▸ Exercise
Repeat the records below exactly as they appear.

Data records
=-=-=-=-=
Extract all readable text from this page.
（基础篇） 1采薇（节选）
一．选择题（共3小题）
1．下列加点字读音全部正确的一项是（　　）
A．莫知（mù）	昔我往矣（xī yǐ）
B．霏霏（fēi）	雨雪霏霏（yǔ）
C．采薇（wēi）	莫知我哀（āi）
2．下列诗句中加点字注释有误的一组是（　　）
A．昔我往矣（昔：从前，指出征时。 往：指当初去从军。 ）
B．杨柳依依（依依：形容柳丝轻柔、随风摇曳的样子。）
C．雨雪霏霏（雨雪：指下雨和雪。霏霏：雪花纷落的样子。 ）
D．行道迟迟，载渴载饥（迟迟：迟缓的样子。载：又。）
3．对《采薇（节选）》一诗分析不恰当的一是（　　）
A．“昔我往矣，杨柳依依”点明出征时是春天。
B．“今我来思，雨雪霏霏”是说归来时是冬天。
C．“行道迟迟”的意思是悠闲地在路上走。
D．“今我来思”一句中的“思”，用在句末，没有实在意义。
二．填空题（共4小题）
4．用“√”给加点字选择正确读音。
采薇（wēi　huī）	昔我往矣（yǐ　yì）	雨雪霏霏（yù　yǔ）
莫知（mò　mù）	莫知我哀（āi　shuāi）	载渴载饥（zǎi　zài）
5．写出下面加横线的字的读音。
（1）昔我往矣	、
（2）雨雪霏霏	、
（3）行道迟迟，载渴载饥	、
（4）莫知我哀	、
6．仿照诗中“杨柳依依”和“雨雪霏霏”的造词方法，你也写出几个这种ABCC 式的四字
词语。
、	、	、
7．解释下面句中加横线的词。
=-=-=-=-=
▸ The output
Extract all readable text from this page.
（基础篇） 1采薇（节选）
一．选择题（共3小题）
1．下列加点字读音全部正确的一项是（　　）
A．莫知（mù）	昔我往矣（xī yǐ）
B．霏霏（fēi）	雨雪霏霏（yǔ）
C．采薇（wēi）	莫知我哀（āi）
2．下列诗句中加点字注释有误的一组是（　　）
A．昔我往矣（昔：从前，指出征时。 往：指当初去从军。 ）
B．杨柳依依（依依：形容柳丝轻柔、随风摇曳的样子。）
C．雨雪霏霏（雨雪：指下雨和雪。霏霏：雪花纷落的样子。 ）
D．行道迟迟，载渴载饥（迟迟：迟缓的样子。载：又。）
3．对《采薇（节选）》一诗分析不恰当的一是（　　）
A．“昔我往矣，杨柳依依”点明出征时是春天。
B．“今我来思，雨雪霏霏”是说归来时是冬天。
C．“行道迟迟”的意思是悠闲地在路上走。
D．“今我来思”一句中的“思”，用在句末，没有实在意义。
二．填空题（共4小题）
4．用“√”给加点字选择正确读音。
采薇（wēi　huī）	昔我往矣（yǐ　yì）	雨雪霏霏（yù　yǔ）
莫知（mò　mù）	莫知我哀（āi　shuāi）	载渴载饥（zǎi　zài）
5．写出下面加横线的字的读音。
（1）昔我往矣	、
（2）雨雪霏霏	、
（3）行道迟迟，载渴载饥	、
（4）莫知我哀	、
6．仿照诗中“杨柳依依”和“雨雪霏霏”的造词方法，你也写出几个这种ABCC 式的四字
词语。
、	、	、
7．解释下面句中加横线的词。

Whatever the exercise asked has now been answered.